> _Task details_: For this exercise, repeat all of the material verbatim apart from its images.

> _Records for processing_:
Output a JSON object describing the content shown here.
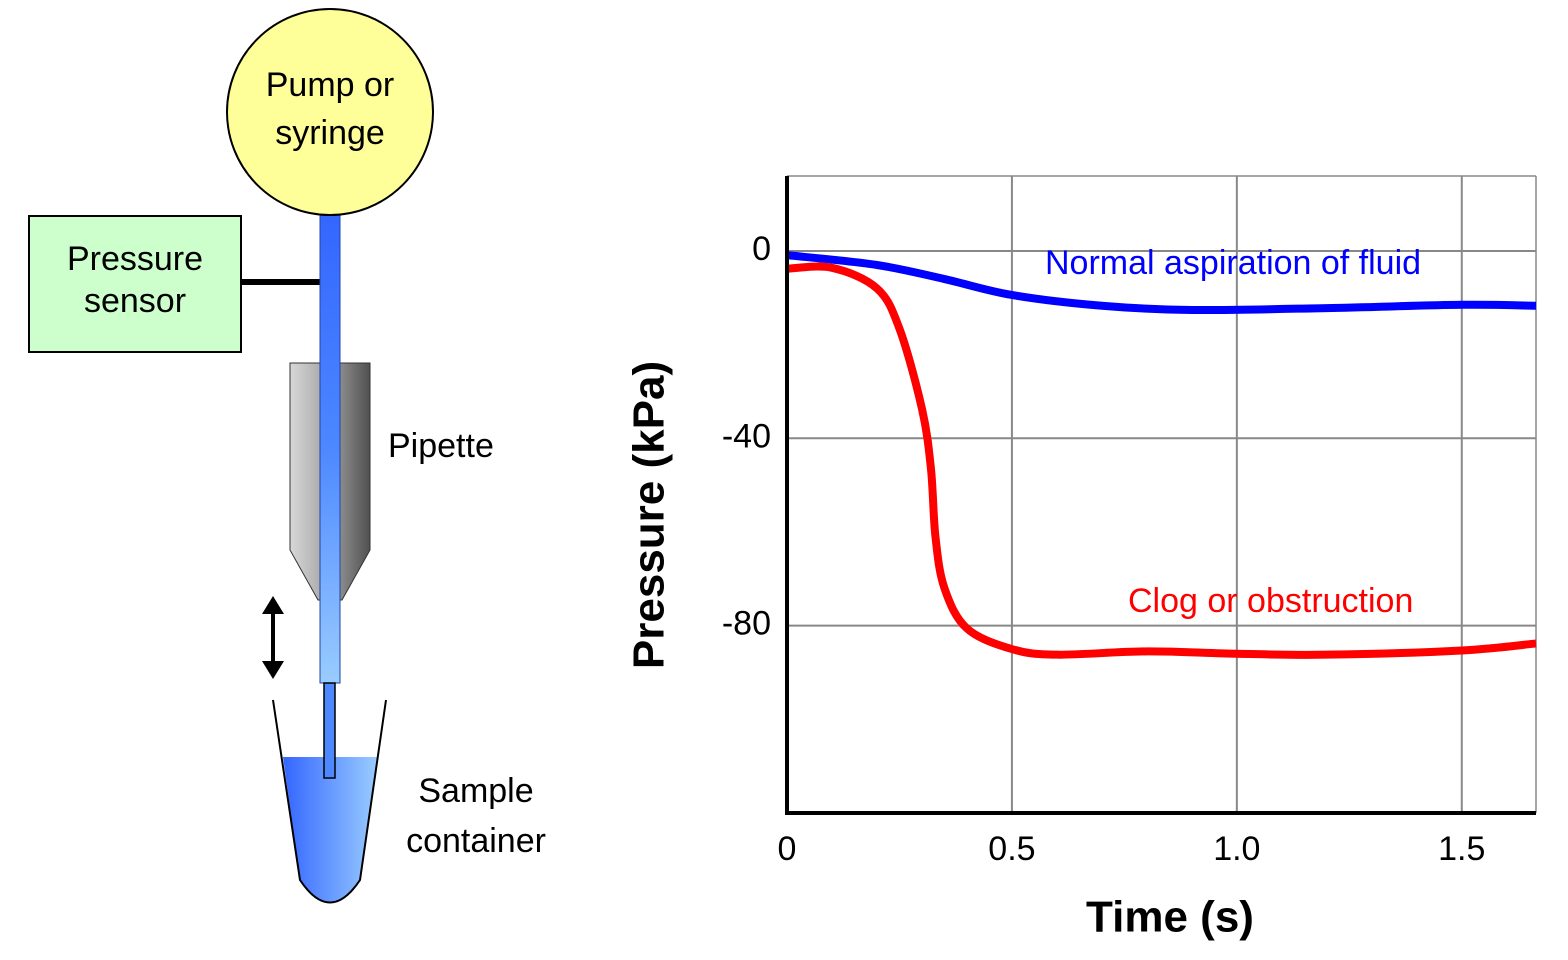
{
  "diagram": {
    "pump": [
      "Pump or",
      "syringe"
    ],
    "sensor": [
      "Pressure",
      "sensor"
    ],
    "pipette": "Pipette",
    "container": [
      "Sample",
      "container"
    ]
  },
  "chart_data": {
    "type": "line",
    "x_label": "Time (s)",
    "y_label": "Pressure (kPa)",
    "xlim": [
      0,
      1.665
    ],
    "ylim": [
      -120,
      16
    ],
    "xticks": [
      0,
      0.5,
      {
        "value": 1,
        "label": "1.0"
      },
      1.5
    ],
    "yticks": [
      0,
      -40,
      -80
    ],
    "grid": true,
    "series": [
      {
        "name": "Normal aspiration of fluid",
        "color": "#0000ff",
        "x": [
          0,
          0.2,
          0.35,
          0.5,
          0.7,
          0.9,
          1.2,
          1.5,
          1.665
        ],
        "values": [
          -0.9,
          -3,
          -6,
          -9.4,
          -11.7,
          -12.6,
          -12.2,
          -11.5,
          -11.7
        ]
      },
      {
        "name": "Clog or obstruction",
        "color": "#ff0000",
        "x": [
          0,
          0.1,
          0.2,
          0.25,
          0.3,
          0.32,
          0.33,
          0.35,
          0.4,
          0.5,
          0.6,
          0.8,
          1.0,
          1.2,
          1.5,
          1.665
        ],
        "values": [
          -3.8,
          -3.6,
          -8,
          -16.6,
          -33.7,
          -46.5,
          -61,
          -72,
          -80.6,
          -85,
          -86.2,
          -85.5,
          -86,
          -86.2,
          -85.3,
          -83.8
        ]
      }
    ]
  }
}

> _Answer to this task_:
Output a JSON object describing the content shown here.
{
  "diagram": {
    "pump": [
      "Pump or",
      "syringe"
    ],
    "sensor": [
      "Pressure",
      "sensor"
    ],
    "pipette": "Pipette",
    "container": [
      "Sample",
      "container"
    ]
  },
  "chart_data": {
    "type": "line",
    "x_label": "Time (s)",
    "y_label": "Pressure (kPa)",
    "xlim": [
      0,
      1.665
    ],
    "ylim": [
      -120,
      16
    ],
    "xticks": [
      0,
      0.5,
      {
        "value": 1,
        "label": "1.0"
      },
      1.5
    ],
    "yticks": [
      0,
      -40,
      -80
    ],
    "grid": true,
    "series": [
      {
        "name": "Normal aspiration of fluid",
        "color": "#0000ff",
        "x": [
          0,
          0.2,
          0.35,
          0.5,
          0.7,
          0.9,
          1.2,
          1.5,
          1.665
        ],
        "values": [
          -0.9,
          -3,
          -6,
          -9.4,
          -11.7,
          -12.6,
          -12.2,
          -11.5,
          -11.7
        ]
      },
      {
        "name": "Clog or obstruction",
        "color": "#ff0000",
        "x": [
          0,
          0.1,
          0.2,
          0.25,
          0.3,
          0.32,
          0.33,
          0.35,
          0.4,
          0.5,
          0.6,
          0.8,
          1.0,
          1.2,
          1.5,
          1.665
        ],
        "values": [
          -3.8,
          -3.6,
          -8,
          -16.6,
          -33.7,
          -46.5,
          -61,
          -72,
          -80.6,
          -85,
          -86.2,
          -85.5,
          -86,
          -86.2,
          -85.3,
          -83.8
        ]
      }
    ]
  }
}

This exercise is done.